Brief:
Identify the lines that contain the word "menit", then copy them.

--- begin Material to process ---

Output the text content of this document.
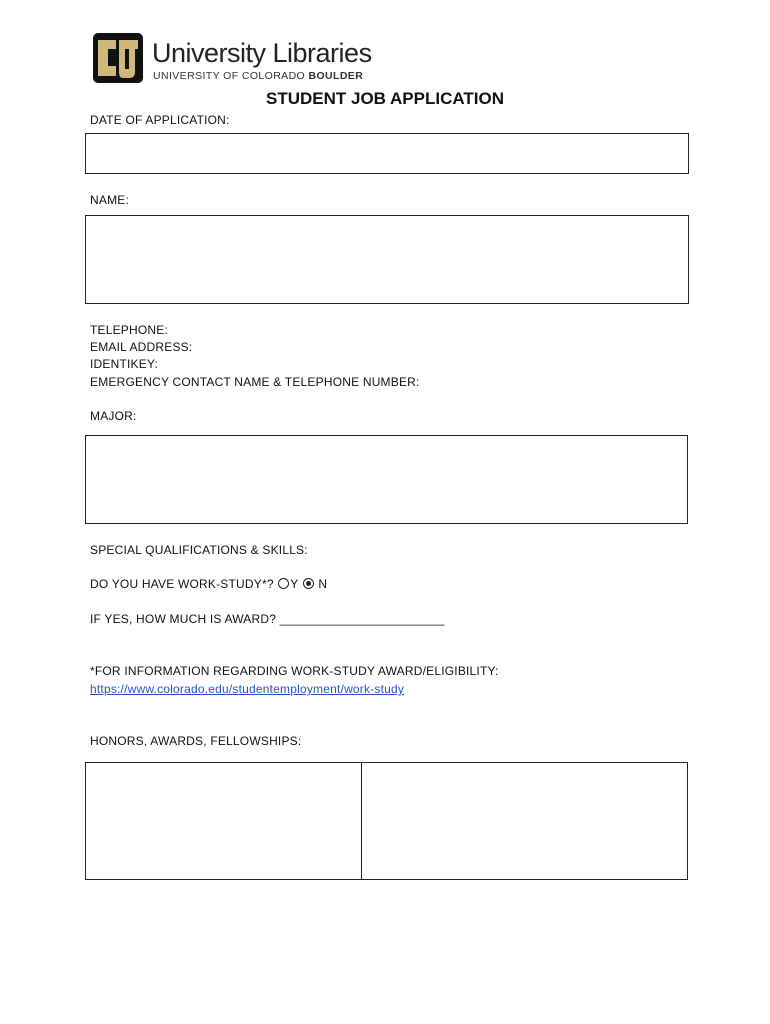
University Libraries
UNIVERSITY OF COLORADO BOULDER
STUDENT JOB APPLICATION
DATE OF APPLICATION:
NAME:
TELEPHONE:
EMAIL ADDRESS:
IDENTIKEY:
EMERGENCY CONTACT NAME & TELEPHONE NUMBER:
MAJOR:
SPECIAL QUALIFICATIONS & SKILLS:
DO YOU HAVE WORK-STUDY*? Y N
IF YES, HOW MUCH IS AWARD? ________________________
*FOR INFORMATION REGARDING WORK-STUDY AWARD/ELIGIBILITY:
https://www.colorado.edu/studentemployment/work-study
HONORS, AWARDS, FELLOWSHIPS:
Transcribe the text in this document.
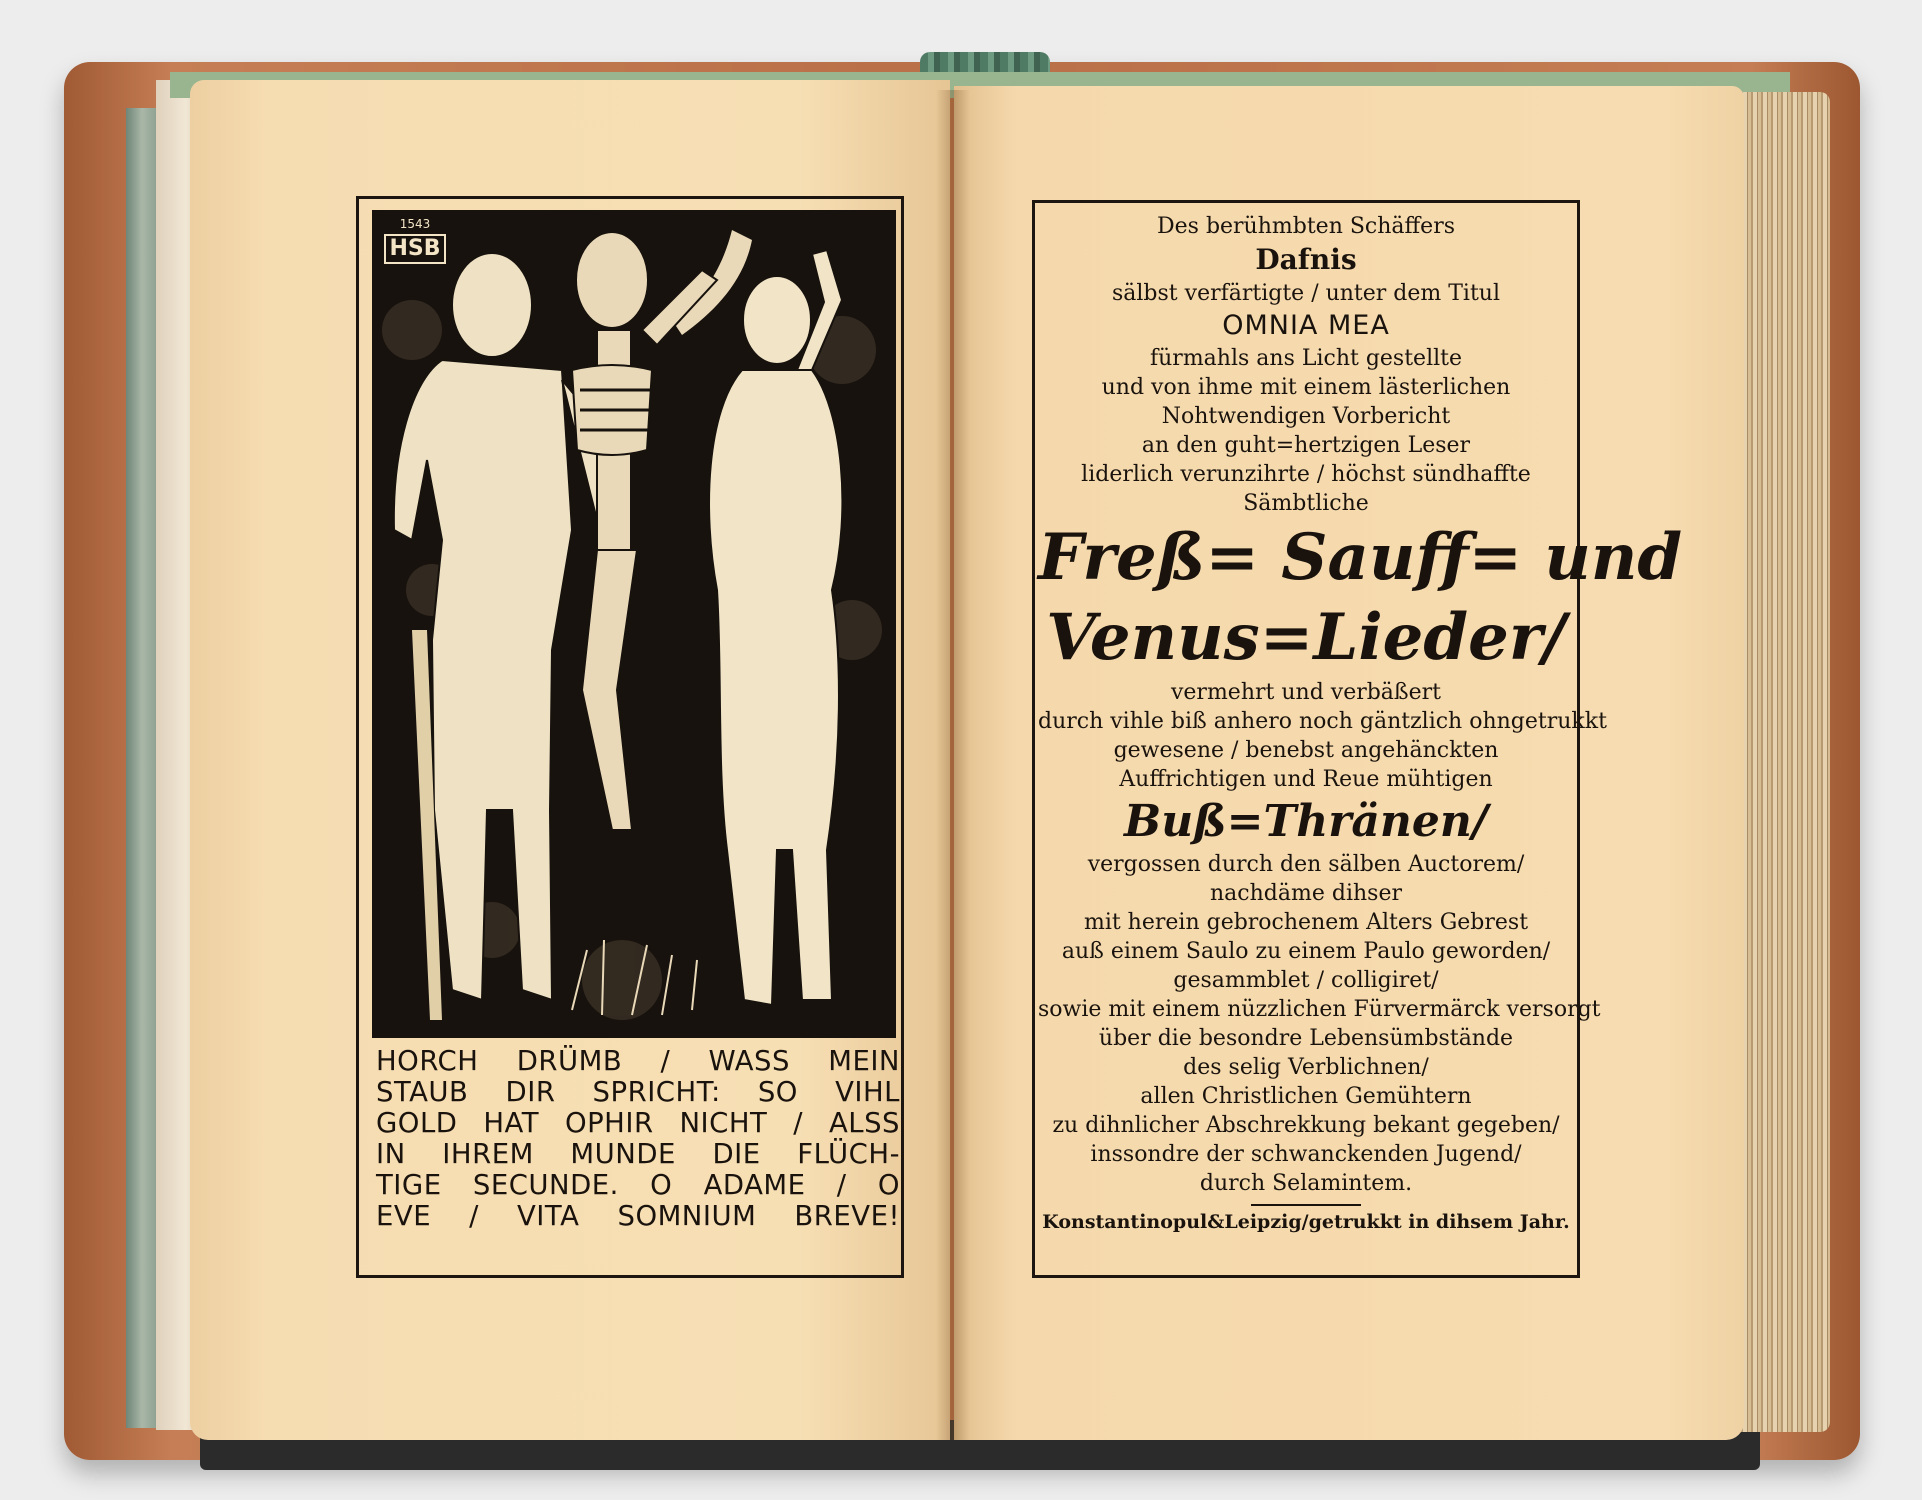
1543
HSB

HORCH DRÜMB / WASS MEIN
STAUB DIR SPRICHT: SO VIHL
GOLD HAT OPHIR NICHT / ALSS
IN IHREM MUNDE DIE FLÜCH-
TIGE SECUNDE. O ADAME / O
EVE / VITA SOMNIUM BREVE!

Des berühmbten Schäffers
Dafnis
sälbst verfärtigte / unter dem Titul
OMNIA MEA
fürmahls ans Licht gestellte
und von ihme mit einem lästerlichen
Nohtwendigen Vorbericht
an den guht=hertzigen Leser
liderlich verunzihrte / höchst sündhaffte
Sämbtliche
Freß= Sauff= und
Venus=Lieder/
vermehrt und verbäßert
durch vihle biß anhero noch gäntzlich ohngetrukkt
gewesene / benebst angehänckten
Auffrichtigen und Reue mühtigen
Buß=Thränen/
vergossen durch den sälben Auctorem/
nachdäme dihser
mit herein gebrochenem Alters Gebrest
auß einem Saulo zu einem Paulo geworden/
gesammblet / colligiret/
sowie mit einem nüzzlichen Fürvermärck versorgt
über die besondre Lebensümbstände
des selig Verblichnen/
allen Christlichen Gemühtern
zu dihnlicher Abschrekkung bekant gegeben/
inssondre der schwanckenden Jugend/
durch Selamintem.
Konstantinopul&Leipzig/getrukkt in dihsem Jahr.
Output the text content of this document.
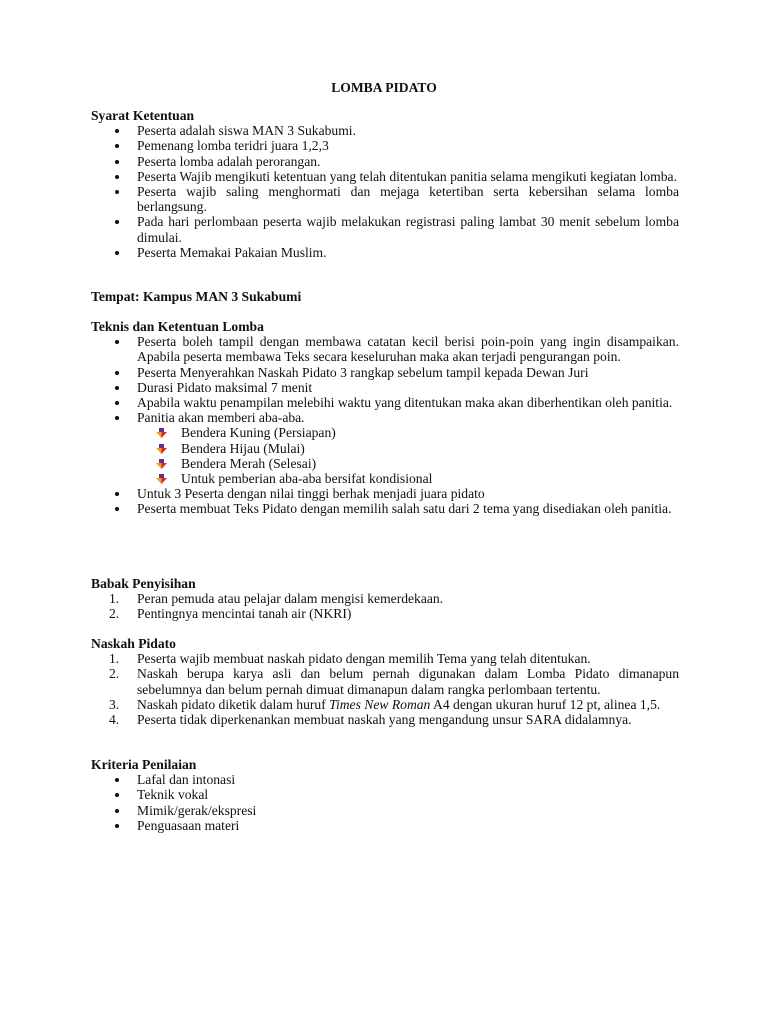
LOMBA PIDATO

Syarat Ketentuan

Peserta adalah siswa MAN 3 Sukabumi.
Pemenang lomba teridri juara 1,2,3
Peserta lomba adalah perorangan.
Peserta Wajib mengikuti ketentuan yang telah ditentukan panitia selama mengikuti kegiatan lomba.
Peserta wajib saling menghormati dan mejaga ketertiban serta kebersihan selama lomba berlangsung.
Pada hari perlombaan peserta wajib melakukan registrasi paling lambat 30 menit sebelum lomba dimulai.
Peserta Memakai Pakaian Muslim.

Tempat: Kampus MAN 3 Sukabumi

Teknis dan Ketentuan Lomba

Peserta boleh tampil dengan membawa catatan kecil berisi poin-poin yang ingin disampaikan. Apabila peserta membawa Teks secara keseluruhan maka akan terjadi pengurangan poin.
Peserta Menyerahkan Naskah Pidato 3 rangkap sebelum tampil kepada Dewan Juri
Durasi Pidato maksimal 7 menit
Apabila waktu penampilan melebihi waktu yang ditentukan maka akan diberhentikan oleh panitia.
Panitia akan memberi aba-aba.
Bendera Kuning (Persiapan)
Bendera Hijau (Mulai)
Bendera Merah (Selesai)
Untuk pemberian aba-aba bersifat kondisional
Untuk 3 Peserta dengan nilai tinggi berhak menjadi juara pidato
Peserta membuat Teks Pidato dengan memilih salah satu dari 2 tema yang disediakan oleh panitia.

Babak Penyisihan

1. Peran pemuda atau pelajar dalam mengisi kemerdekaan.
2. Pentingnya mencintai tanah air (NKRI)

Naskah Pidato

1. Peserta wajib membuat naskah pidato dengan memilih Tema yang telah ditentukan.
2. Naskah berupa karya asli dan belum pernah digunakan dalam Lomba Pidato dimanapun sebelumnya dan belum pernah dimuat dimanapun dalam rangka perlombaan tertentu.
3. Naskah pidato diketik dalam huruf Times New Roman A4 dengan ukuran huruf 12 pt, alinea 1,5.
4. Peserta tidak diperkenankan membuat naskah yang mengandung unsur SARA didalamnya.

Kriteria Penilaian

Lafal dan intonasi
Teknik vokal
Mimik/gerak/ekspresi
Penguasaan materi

--- end Material to process ---

Solved problem:
Pada hari perlombaan peserta wajib melakukan registrasi paling lambat 30 menit sebelum lomba dimulai.
Durasi Pidato maksimal 7 menit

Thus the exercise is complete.